----- SELECTED TEXT -----

Rootkit Type of malicious software that when installed without authorization, is able to conceal its presence and gain administrative control of a computer system.
Router Hardware or software that connects two or more networks. Functions as sorter and interpreter by looking at addresses and passing bits of information to proper destinations. Software routers are sometimes referred to as gateways.
RSA Algorithm for public-key encryption described in 1977 by Ron Rivest, Adi Shamir, and Len Adleman at Massachusetts Institute of Technology (MIT); letters RSA are the initials of their surnames.
Sanitization Process for deleting sensitive data from a file, device, or system; or for modifying data so that it is useless if accessed in an attack.
SANS Acronym for “SysAdmin, Audit, Networking and Security,” an institute that provides computer security training and professional certification. (See www.sans.org.)
SDLC Acronym for “system development life cycle.” Phases of the development of a software or computer system that includes planning, analysis, design, testing, and implementation.
Secure Wipe Also called “secure delete,” a program utility used to delete specific files permanently from a computer system.
Security Officer Primary responsible person for security related affairs of an organization.
Security Policy Set of laws, rules, and practices that regulate how an organization manages, protects, and distributes sensitive information
SAQ Acronym for “Self-Assessment Questionnaire.” Tool used by any entity to validate its own compliance with the PCI DSS.
Sensitive Area Any data center, server room or any area that houses systems that stores, processes, or transmits cardholder data. This excludes the areas where only point-of-sale terminals are present such as the cashier areas in a retail store.
Sensitive Authentication Data Security-related information (card validation codes/values, full magnetic-stripe data, PINs, and PIN blocks) used to authenticate cardholders, appearing in plain-text or otherwise unprotected form.
Separation of Duties Practice of dividing steps in a function among different individuals, so as to keep a single individual from being able to subvert the process.
Server Computer that provides a service to other computers, such as processing communications, file storage, or accessing a printing facility. Servers include, but are not limited to web, database, application, authentication, DNS, mail, proxy, and NTP.
Service Code Three-digit or four-digit value in the magnetic-stripe that follows the expiration date of the payment card on the track data. It is used for various things such as defining service attributes, differentiating between international and national interchange, or identifying usage restrictions.
Service Provider Business entity that is not a payment brand, directly involved in the processing, storage, or transmission of cardholder data. This also includes companies that provide services that control or could impact the security of cardholder data. Examples include managed service providers that provide managed firewalls, IDS and other services as well as hosting providers and other entities. Entities such as telecommunications companies that only provide communication links without access to the application layer of the communication link are excluded.

----- STORED DATA -----

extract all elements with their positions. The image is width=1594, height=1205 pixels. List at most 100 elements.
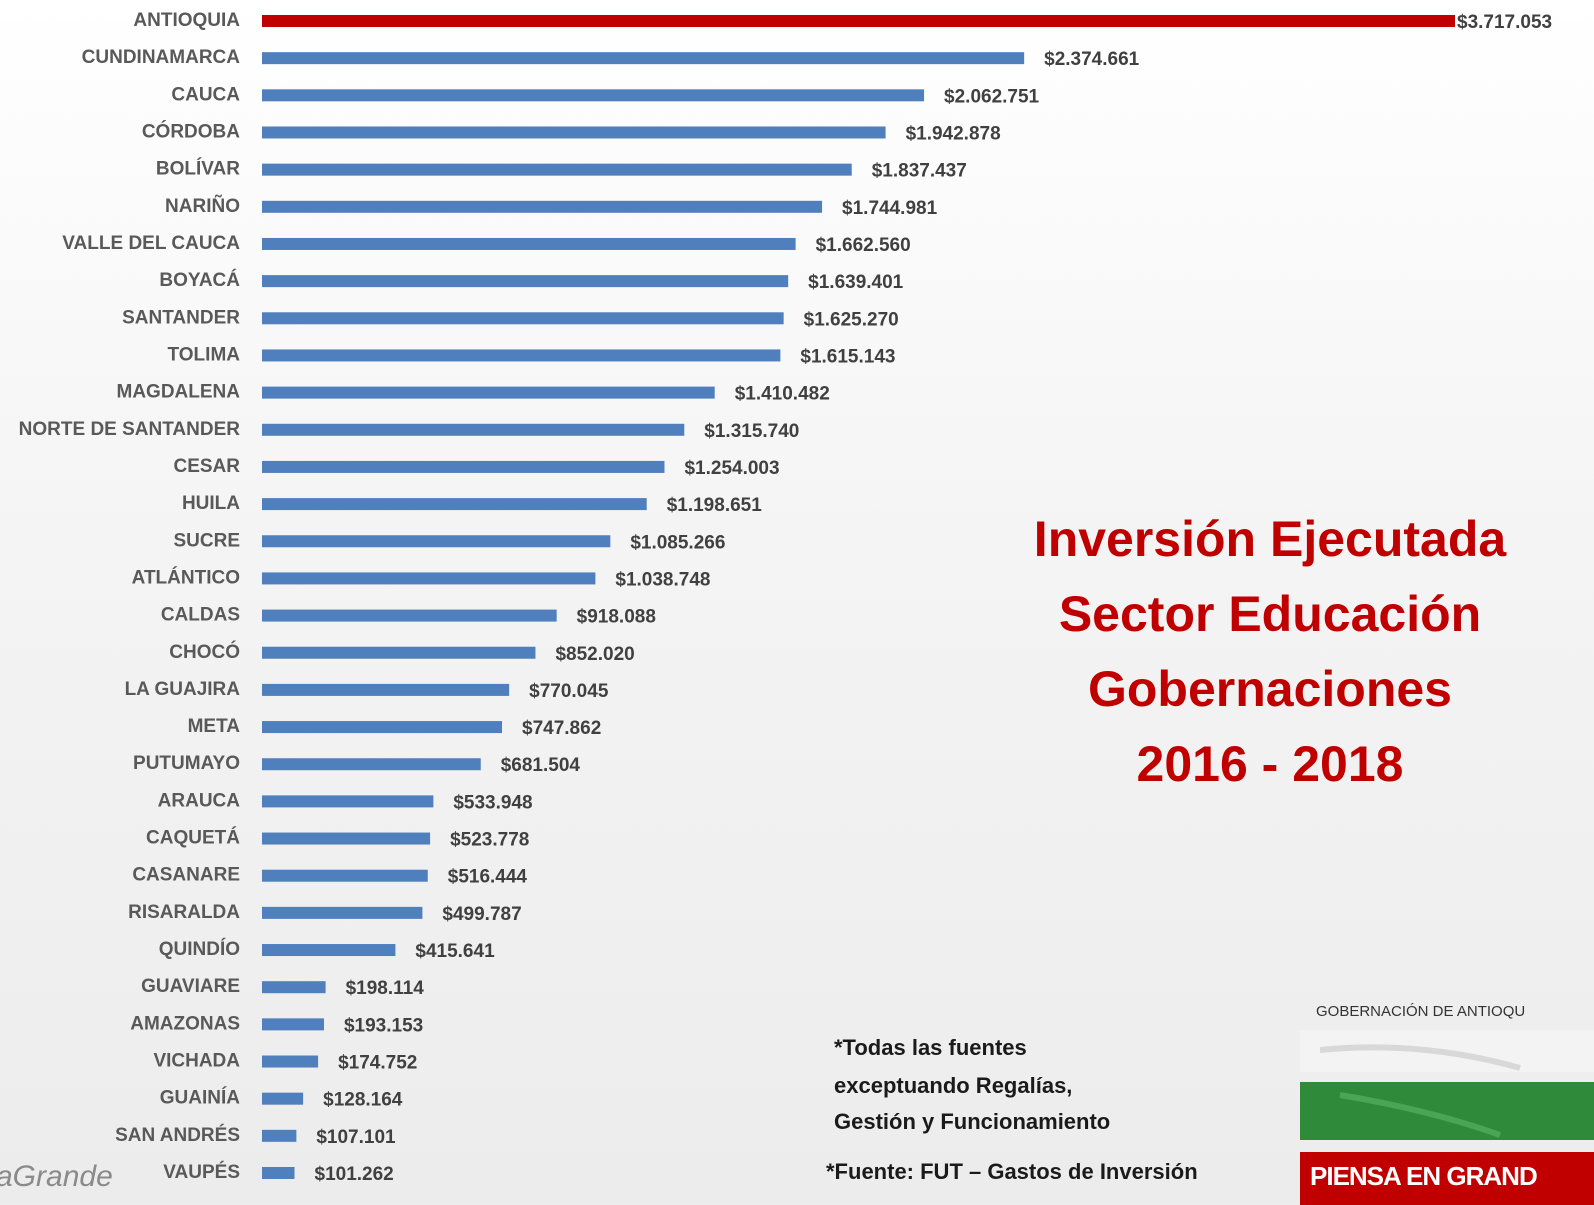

-----

# DIRECTIONS FOR THIS TASK
Continue the glossary of computer security terms, adding entries after "Service Provider."

# RESPONSE
SHA-1/SHA-2 Acronym for “Secure Hash Algorithm.” A family or set of related cryptographic hash functions including SHA-1 and SHA-2. See Strong Cryptography.
Smart Card Also referred to as “chip card” or “IC card (integrated circuit card).” A type of payment card that has integrated circuits embedded within. The circuits, also referred to as the “chip,” contain payment card data including, but not limited to, data equivalent to the magnetic-stripe data.
SNMP Acronym for “Simple Network Management Protocol.” Supports monitoring of network attached devices for any conditions that warrant administrative attention.
Split Knowledge Condition in which two or more entities separately have key components that individually convey no knowledge of the resultant cryptographic key.
Spyware Type of malicious software that when installed, intercepts or takes partial control of the user’s computer without the user’s consent.
SQL Acronym for “Structured Query Language.” Computer language used to create, modify, and retrieve data from relational database management systems.
SQL Injection Form of attack on database-driven web site. A malicious individual executes unauthorized SQL commands by taking advantage of insecure code on a system connected to the Internet. SQL injection attacks are used to steal information from a database from which the data would normally not be available and/or to gain access to an organization’s host computers through the computer that is hosting the database.
SSH Abbreviation for “secure shell.” Protocol suite providing encryption for network services like remote login or remote file transfer.
SSL Acronym for “secure sockets layer.” Established industry standard that encrypts the channel between a web browser and web server to ensure the privacy and reliability of data transmitted over this channel.
Stateful Inspection Also called “dynamic packet filtering,” it is a firewall capability that provides enhanced security by keeping track of communications packets. Only incoming packets with a proper response (“established connections”) are allowed through the firewall.
Strong Cryptography Cryptography based on industry-tested and accepted algorithms, along with strong key lengths and proper key-management practices. Cryptography is a method to protect data and includes both encryption (which is reversible) and hashing (which is not reversible, or “one way”). SHA-1 is an example of an industry-tested and accepted hashing algorithm. Examples of industry-tested and accepted standards and algorithms for encryption include AES (128 bits and higher), TDES (minimum double-length keys), RSA (1024 bits and higher), ECC (160 bits and higher), and ElGamal (1024 bits and higher). See NIST Special Publication 800-57 for more information.
SysAdmin Abbreviation for “system administrator.” Individual with elevated privileges who is responsible for managing a computer system or network.
System Components Any network component, server, or application included in or connected to the cardholder data environment.
TACACS Acronym for “terminal access controller access control system.” Remote authentication protocol commonly used in networks that communicates between a remote access server and an authentication server to determine user access rights to the network.
TCP Acronym for “Transmission Control Protocol.” Basic communication language or protocol of the Internet.
TDES Acronym for “Triple Data Encryption Standard” and also known as “3DES” or “Triple DES.” Block cipher formed from the DES cipher by using it three times. See Strong Cryptography.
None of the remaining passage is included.